Supplied entries
============================================================

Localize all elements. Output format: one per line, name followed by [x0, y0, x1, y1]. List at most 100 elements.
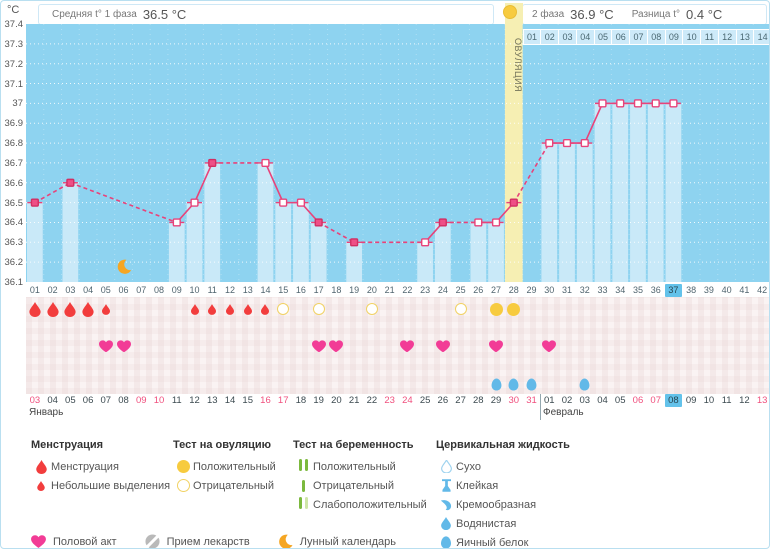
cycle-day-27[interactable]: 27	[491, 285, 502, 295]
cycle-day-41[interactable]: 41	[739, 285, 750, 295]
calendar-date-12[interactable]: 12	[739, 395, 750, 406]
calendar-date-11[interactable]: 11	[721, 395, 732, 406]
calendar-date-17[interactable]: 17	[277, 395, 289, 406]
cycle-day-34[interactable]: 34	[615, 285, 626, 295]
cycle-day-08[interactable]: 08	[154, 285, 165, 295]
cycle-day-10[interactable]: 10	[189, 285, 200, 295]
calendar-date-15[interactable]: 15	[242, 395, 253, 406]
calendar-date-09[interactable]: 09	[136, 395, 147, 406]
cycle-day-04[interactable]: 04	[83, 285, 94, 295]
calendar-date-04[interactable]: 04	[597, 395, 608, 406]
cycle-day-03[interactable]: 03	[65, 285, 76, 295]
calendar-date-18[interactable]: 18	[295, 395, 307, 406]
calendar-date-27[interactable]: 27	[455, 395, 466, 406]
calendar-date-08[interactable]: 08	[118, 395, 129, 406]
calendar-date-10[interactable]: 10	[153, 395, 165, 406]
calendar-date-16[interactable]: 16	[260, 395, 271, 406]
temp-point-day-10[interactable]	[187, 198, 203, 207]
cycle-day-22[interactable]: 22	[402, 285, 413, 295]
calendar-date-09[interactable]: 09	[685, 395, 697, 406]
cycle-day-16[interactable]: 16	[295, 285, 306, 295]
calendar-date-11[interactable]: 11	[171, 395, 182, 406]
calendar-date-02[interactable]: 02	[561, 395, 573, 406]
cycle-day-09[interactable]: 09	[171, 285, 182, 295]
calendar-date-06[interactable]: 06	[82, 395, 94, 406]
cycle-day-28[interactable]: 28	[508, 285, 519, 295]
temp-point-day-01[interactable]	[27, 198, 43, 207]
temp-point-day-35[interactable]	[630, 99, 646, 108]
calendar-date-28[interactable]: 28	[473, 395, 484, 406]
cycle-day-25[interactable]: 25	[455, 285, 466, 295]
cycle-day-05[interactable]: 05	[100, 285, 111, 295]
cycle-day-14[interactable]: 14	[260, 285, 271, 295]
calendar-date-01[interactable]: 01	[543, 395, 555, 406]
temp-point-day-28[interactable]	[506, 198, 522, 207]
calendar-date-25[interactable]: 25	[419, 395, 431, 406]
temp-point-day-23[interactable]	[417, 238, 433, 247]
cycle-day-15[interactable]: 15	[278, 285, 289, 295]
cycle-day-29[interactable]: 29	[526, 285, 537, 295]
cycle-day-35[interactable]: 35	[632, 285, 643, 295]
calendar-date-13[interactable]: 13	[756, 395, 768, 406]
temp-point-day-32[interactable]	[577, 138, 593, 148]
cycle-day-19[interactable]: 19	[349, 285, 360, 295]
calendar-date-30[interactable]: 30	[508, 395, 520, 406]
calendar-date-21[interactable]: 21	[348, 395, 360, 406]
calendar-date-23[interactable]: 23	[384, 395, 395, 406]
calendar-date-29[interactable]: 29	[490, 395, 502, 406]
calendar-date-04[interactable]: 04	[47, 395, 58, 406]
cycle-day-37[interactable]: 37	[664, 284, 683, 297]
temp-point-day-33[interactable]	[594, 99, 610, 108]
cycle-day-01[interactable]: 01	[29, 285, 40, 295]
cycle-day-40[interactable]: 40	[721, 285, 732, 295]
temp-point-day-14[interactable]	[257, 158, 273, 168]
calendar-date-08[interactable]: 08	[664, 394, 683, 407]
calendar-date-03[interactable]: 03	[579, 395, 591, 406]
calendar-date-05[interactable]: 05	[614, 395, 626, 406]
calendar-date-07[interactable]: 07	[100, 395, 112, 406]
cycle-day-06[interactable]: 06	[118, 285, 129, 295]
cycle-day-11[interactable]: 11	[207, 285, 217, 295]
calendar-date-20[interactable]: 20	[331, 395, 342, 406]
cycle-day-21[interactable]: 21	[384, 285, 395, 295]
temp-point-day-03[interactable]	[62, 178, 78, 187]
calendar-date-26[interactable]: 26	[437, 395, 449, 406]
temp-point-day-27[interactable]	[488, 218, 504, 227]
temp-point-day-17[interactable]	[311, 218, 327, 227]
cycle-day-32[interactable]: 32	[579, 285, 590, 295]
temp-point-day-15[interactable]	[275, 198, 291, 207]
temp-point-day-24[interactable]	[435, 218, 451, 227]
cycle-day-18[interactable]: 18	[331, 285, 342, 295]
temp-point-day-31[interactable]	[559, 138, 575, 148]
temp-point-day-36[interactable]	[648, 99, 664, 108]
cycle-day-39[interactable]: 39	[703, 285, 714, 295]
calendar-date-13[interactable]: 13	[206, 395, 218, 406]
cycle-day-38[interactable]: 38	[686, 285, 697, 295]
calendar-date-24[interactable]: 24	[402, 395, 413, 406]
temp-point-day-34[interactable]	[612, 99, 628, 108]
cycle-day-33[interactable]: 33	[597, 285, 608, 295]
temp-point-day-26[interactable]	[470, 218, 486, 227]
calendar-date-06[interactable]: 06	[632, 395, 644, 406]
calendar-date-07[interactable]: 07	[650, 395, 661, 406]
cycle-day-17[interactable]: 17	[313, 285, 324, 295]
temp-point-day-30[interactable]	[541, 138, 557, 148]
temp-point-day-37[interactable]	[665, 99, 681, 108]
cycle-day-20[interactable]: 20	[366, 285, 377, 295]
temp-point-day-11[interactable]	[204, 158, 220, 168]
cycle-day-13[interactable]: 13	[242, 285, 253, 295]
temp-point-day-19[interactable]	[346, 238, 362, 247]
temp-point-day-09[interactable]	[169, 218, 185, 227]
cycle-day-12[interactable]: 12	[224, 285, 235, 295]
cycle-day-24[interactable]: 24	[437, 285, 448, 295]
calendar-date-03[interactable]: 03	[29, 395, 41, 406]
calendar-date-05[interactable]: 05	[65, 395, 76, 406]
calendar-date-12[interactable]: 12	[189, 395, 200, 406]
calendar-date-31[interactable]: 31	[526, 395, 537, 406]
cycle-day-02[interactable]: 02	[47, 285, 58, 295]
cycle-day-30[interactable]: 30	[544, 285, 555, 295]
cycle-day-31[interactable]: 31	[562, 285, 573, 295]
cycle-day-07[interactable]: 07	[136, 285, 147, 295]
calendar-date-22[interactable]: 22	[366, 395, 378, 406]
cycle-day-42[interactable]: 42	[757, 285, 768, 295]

============================================================

Exercise directions
Put every line of the records above into a JSON list of strings, one string per line, skipping blank lines and leaving out the pictures.

Exercise solution
[
  "Localize all elements. Output format: one per line, name followed by [x0, y0, x1, y1]. List at most 100 elements.",
  "cycle-day-27[interactable]: 27\t[491, 285, 502, 295]",
  "cycle-day-41[interactable]: 41\t[739, 285, 750, 295]",
  "calendar-date-12[interactable]: 12\t[739, 395, 750, 406]",
  "calendar-date-11[interactable]: 11\t[721, 395, 732, 406]",
  "calendar-date-17[interactable]: 17\t[277, 395, 289, 406]",
  "cycle-day-34[interactable]: 34\t[615, 285, 626, 295]",
  "cycle-day-08[interactable]: 08\t[154, 285, 165, 295]",
  "cycle-day-10[interactable]: 10\t[189, 285, 200, 295]",
  "calendar-date-15[interactable]: 15\t[242, 395, 253, 406]",
  "calendar-date-09[interactable]: 09\t[136, 395, 147, 406]",
  "cycle-day-04[interactable]: 04\t[83, 285, 94, 295]",
  "calendar-date-04[interactable]: 04\t[597, 395, 608, 406]",
  "cycle-day-03[interactable]: 03\t[65, 285, 76, 295]",
  "calendar-date-18[interactable]: 18\t[295, 395, 307, 406]",
  "calendar-date-27[interactable]: 27\t[455, 395, 466, 406]",
  "calendar-date-08[interactable]: 08\t[118, 395, 129, 406]",
  "calendar-date-10[interactable]: 10\t[153, 395, 165, 406]",
  "calendar-date-16[interactable]: 16\t[260, 395, 271, 406]",
  "temp-point-day-10[interactable]\t[187, 198, 203, 207]",
  "cycle-day-22[interactable]: 22\t[402, 285, 413, 295]",
  "calendar-date-09[interactable]: 09\t[685, 395, 697, 406]",
  "cycle-day-16[interactable]: 16\t[295, 285, 306, 295]",
  "calendar-date-11[interactable]: 11\t[171, 395, 182, 406]",
  "calendar-date-02[interactable]: 02\t[561, 395, 573, 406]",
  "cycle-day-09[interactable]: 09\t[171, 285, 182, 295]",
  "calendar-date-06[interactable]: 06\t[82, 395, 94, 406]",
  "cycle-day-28[interactable]: 28\t[508, 285, 519, 295]",
  "temp-point-day-01[interactable]\t[27, 198, 43, 207]",
  "temp-point-day-35[interactable]\t[630, 99, 646, 108]",
  "calendar-date-28[interactable]: 28\t[473, 395, 484, 406]",
  "cycle-day-25[interactable]: 25\t[455, 285, 466, 295]",
  "cycle-day-05[interactable]: 05\t[100, 285, 111, 295]",
  "cycle-day-14[interactable]: 14\t[260, 285, 271, 295]",
  "calendar-date-01[interactable]: 01\t[543, 395, 555, 406]",
  "temp-point-day-28[interactable]\t[506, 198, 522, 207]",
  "calendar-date-25[interactable]: 25\t[419, 395, 431, 406]",
  "temp-point-day-23[interactable]\t[417, 238, 433, 247]",
  "cycle-day-15[interactable]: 15\t[278, 285, 289, 295]",
  "cycle-day-29[interactable]: 29\t[526, 285, 537, 295]",
  "cycle-day-35[interactable]: 35\t[632, 285, 643, 295]",
  "calendar-date-13[interactable]: 13\t[756, 395, 768, 406]",
  "temp-point-day-32[interactable]\t[577, 138, 593, 148]",
  "cycle-day-19[interactable]: 19\t[349, 285, 360, 295]",
  "calendar-date-30[interactable]: 30\t[508, 395, 520, 406]",
  "calendar-date-21[interactable]: 21\t[348, 395, 360, 406]",
  "calendar-date-23[interactable]: 23\t[384, 395, 395, 406]",
  "calendar-date-29[interactable]: 29\t[490, 395, 502, 406]",
  "calendar-date-04[interactable]: 04\t[47, 395, 58, 406]",
  "cycle-day-37[interactable]: 37\t[664, 284, 683, 297]",
  "temp-point-day-33[interactable]\t[594, 99, 610, 108]",
  "cycle-day-01[interactable]: 01\t[29, 285, 40, 295]",
  "cycle-day-40[interactable]: 40\t[721, 285, 732, 295]",
  "temp-point-day-14[interactable]\t[257, 158, 273, 168]",
  "calendar-date-08[interactable]: 08\t[664, 394, 683, 407]",
  "calendar-date-03[interactable]: 03\t[579, 395, 591, 406]",
  "calendar-date-05[interactable]: 05\t[614, 395, 626, 406]",
  "calendar-date-07[interactable]: 07\t[100, 395, 112, 406]",
  "cycle-day-06[interactable]: 06\t[118, 285, 129, 295]",
  "cycle-day-11[interactable]: 11\t[207, 285, 217, 295]",
  "calendar-date-20[interactable]: 20\t[331, 395, 342, 406]",
  "cycle-day-21[interactable]: 21\t[384, 285, 395, 295]",
  "temp-point-day-03[interactable]\t[62, 178, 78, 187]",
  "calendar-date-26[interactable]: 26\t[437, 395, 449, 406]",
  "temp-point-day-27[interactable]\t[488, 218, 504, 227]",
  "temp-point-day-17[interactable]\t[311, 218, 327, 227]",
  "cycle-day-32[interactable]: 32\t[579, 285, 590, 295]",
  "temp-point-day-15[interactable]\t[275, 198, 291, 207]",
  "temp-point-day-24[interactable]\t[435, 218, 451, 227]",
  "cycle-day-18[interactable]: 18\t[331, 285, 342, 295]",
  "temp-point-day-31[interactable]\t[559, 138, 575, 148]",
  "temp-point-day-36[interactable]\t[648, 99, 664, 108]",
  "cycle-day-39[interactable]: 39\t[703, 285, 714, 295]",
  "calendar-date-13[interactable]: 13\t[206, 395, 218, 406]",
  "cycle-day-38[interactable]: 38\t[686, 285, 697, 295]",
  "calendar-date-24[interactable]: 24\t[402, 395, 413, 406]",
  "temp-point-day-34[interactable]\t[612, 99, 628, 108]",
  "cycle-day-33[interactable]: 33\t[597, 285, 608, 295]",
  "temp-point-day-26[interactable]\t[470, 218, 486, 227]",
  "calendar-date-06[interactable]: 06\t[632, 395, 644, 406]",
  "calendar-date-07[interactable]: 07\t[650, 395, 661, 406]",
  "cycle-day-17[interactable]: 17\t[313, 285, 324, 295]",
  "temp-point-day-30[interactable]\t[541, 138, 557, 148]",
  "temp-point-day-37[interactable]\t[665, 99, 681, 108]",
  "cycle-day-20[interactable]: 20\t[366, 285, 377, 295]",
  "temp-point-day-11[interactable]\t[204, 158, 220, 168]",
  "cycle-day-13[interactable]: 13\t[242, 285, 253, 295]",
  "temp-point-day-19[interactable]\t[346, 238, 362, 247]",
  "temp-point-day-09[interactable]\t[169, 218, 185, 227]",
  "cycle-day-12[interactable]: 12\t[224, 285, 235, 295]",
  "cycle-day-24[interactable]: 24\t[437, 285, 448, 295]",
  "calendar-date-03[interactable]: 03\t[29, 395, 41, 406]",
  "calendar-date-05[interactable]: 05\t[65, 395, 76, 406]",
  "calendar-date-12[interactable]: 12\t[189, 395, 200, 406]",
  "calendar-date-31[interactable]: 31\t[526, 395, 537, 406]",
  "cycle-day-02[interactable]: 02\t[47, 285, 58, 295]",
  "cycle-day-30[interactable]: 30\t[544, 285, 555, 295]",
  "cycle-day-31[interactable]: 31\t[562, 285, 573, 295]",
  "cycle-day-07[interactable]: 07\t[136, 285, 147, 295]",
  "calendar-date-22[interactable]: 22\t[366, 395, 378, 406]",
  "cycle-day-42[interactable]: 42\t[757, 285, 768, 295]"
]